DATA RECORDS:
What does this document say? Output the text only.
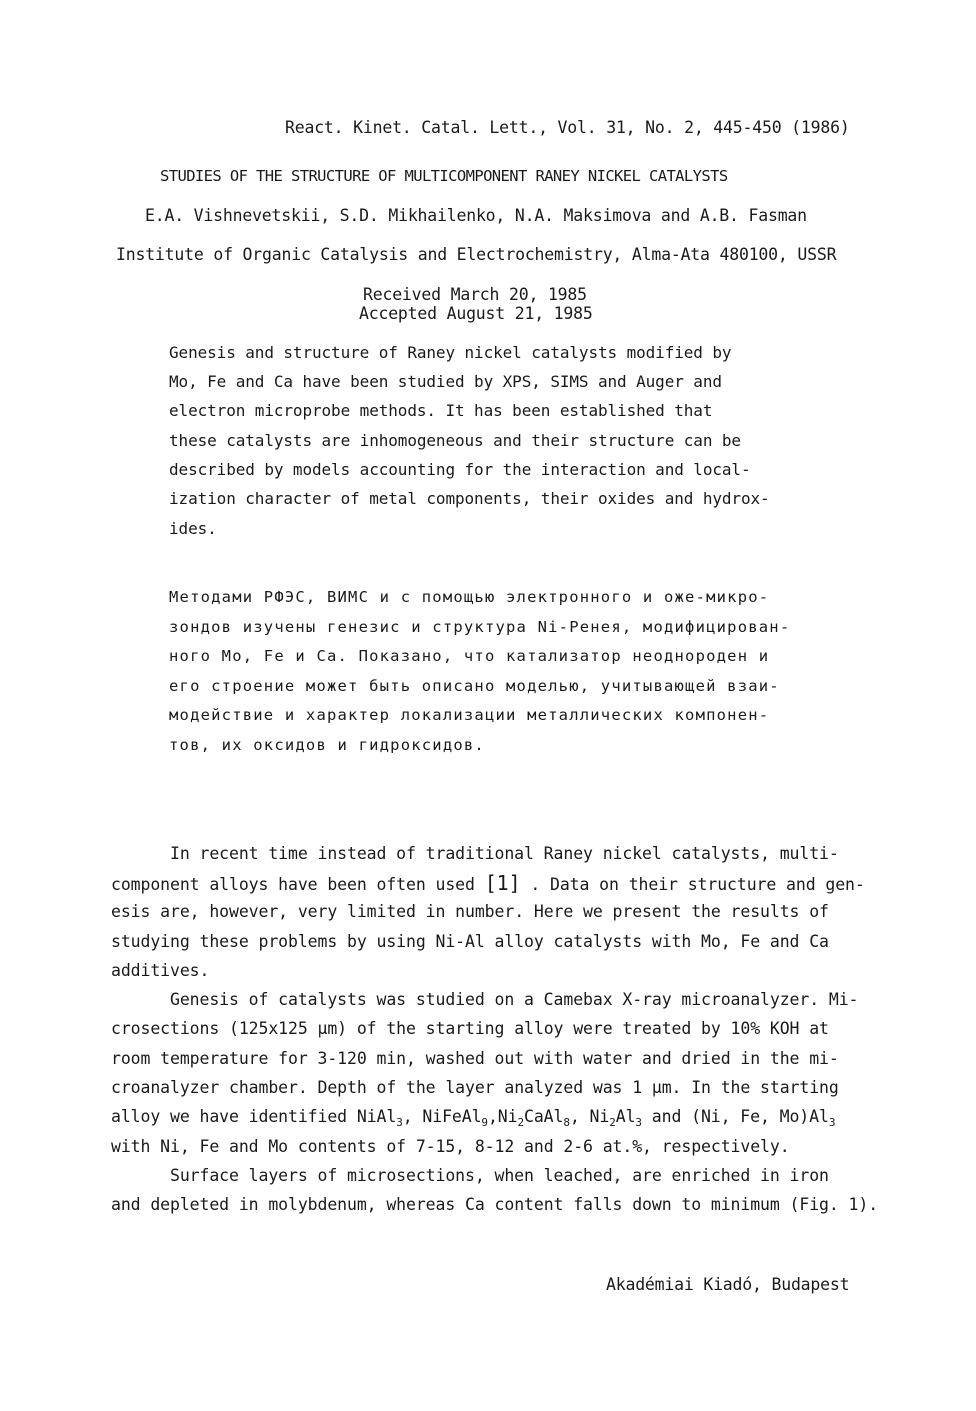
React. Kinet. Catal. Lett., Vol. 31, No. 2, 445-450 (1986)
STUDIES OF THE STRUCTURE OF MULTICOMPONENT RANEY NICKEL CATALYSTS
E.A. Vishnevetskii, S.D. Mikhailenko, N.A. Maksimova and A.B. Fasman
Institute of Organic Catalysis and Electrochemistry, Alma-Ata 480100, USSR
Received March 20, 1985
Accepted August 21, 1985
Genesis and structure of Raney nickel catalysts modified by
Mo, Fe and Ca have been studied by XPS, SIMS and Auger and
electron microprobe methods. It has been established that
these catalysts are inhomogeneous and their structure can be
described by models accounting for the interaction and local-
ization character of metal components, their oxides and hydrox-
ides.
Методами РФЭС, ВИМС и с помощью электронного и оже-микро-
зондов изучены генезис и структура Ni-Ренея, модифицирован-
ного Мо, Fe и Са. Показано, что катализатор неоднороден и
его строение может быть описано моделью, учитывающей взаи-
модействие и характер локализации металлических компонен-
тов, их оксидов и гидроксидов.
In recent time instead of traditional Raney nickel catalysts, multi-
component alloys have been often used [1] . Data on their structure and gen-
esis are, however, very limited in number. Here we present the results of
studying these problems by using Ni-Al alloy catalysts with Mo, Fe and Ca
additives.
Genesis of catalysts was studied on a Camebax X-ray microanalyzer. Mi-
crosections (125x125 μm) of the starting alloy were treated by 10% KOH at
room temperature for 3-120 min, washed out with water and dried in the mi-
croanalyzer chamber. Depth of the layer analyzed was 1 μm. In the starting
alloy we have identified NiAl$_3$, $NiFeAl_9,Ni_2CaAl_8$, $Ni_2Al_3$ and (Ni, Fe, $Mo)Al_3$
with Ni, Fe and Mo contents of 7-15, 8-12 and 2-6 at.%, respectively.
Surface layers of microsections, when leached, are enriched in iron
and depleted in molybdenum, whereas Ca content falls down to minimum (Fig. 1).
Akadémiai Kiadó, Budapest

WHAT TO WORK ON:
Excluding the pictures, transcribe each entry above word for word.

REPLY:
What does this document say? Output the text only.
React. Kinet. Catal. Lett., Vol. 31, No. 2, 445-450 (1986)
STUDIES OF THE STRUCTURE OF MULTICOMPONENT RANEY NICKEL CATALYSTS
E.A. Vishnevetskii, S.D. Mikhailenko, N.A. Maksimova and A.B. Fasman
Institute of Organic Catalysis and Electrochemistry, Alma-Ata 480100, USSR
Received March 20, 1985
Accepted August 21, 1985
Genesis and structure of Raney nickel catalysts modified by
Mo, Fe and Ca have been studied by XPS, SIMS and Auger and
electron microprobe methods. It has been established that
these catalysts are inhomogeneous and their structure can be
described by models accounting for the interaction and local-
ization character of metal components, their oxides and hydrox-
ides.
Методами РФЭС, ВИМС и с помощью электронного и оже-микро-
зондов изучены генезис и структура Ni-Ренея, модифицирован-
ного Мо, Fe и Са. Показано, что катализатор неоднороден и
его строение может быть описано моделью, учитывающей взаи-
модействие и характер локализации металлических компонен-
тов, их оксидов и гидроксидов.
In recent time instead of traditional Raney nickel catalysts, multi-
component alloys have been often used [1] . Data on their structure and gen-
esis are, however, very limited in number. Here we present the results of
studying these problems by using Ni-Al alloy catalysts with Mo, Fe and Ca
additives.
Genesis of catalysts was studied on a Camebax X-ray microanalyzer. Mi-
crosections (125x125 μm) of the starting alloy were treated by 10% KOH at
room temperature for 3-120 min, washed out with water and dried in the mi-
croanalyzer chamber. Depth of the layer analyzed was 1 μm. In the starting
alloy we have identified NiAl$_3$, $NiFeAl_9,Ni_2CaAl_8$, $Ni_2Al_3$ and (Ni, Fe, $Mo)Al_3$
with Ni, Fe and Mo contents of 7-15, 8-12 and 2-6 at.%, respectively.
Surface layers of microsections, when leached, are enriched in iron
and depleted in molybdenum, whereas Ca content falls down to minimum (Fig. 1).
Akadémiai Kiadó, Budapest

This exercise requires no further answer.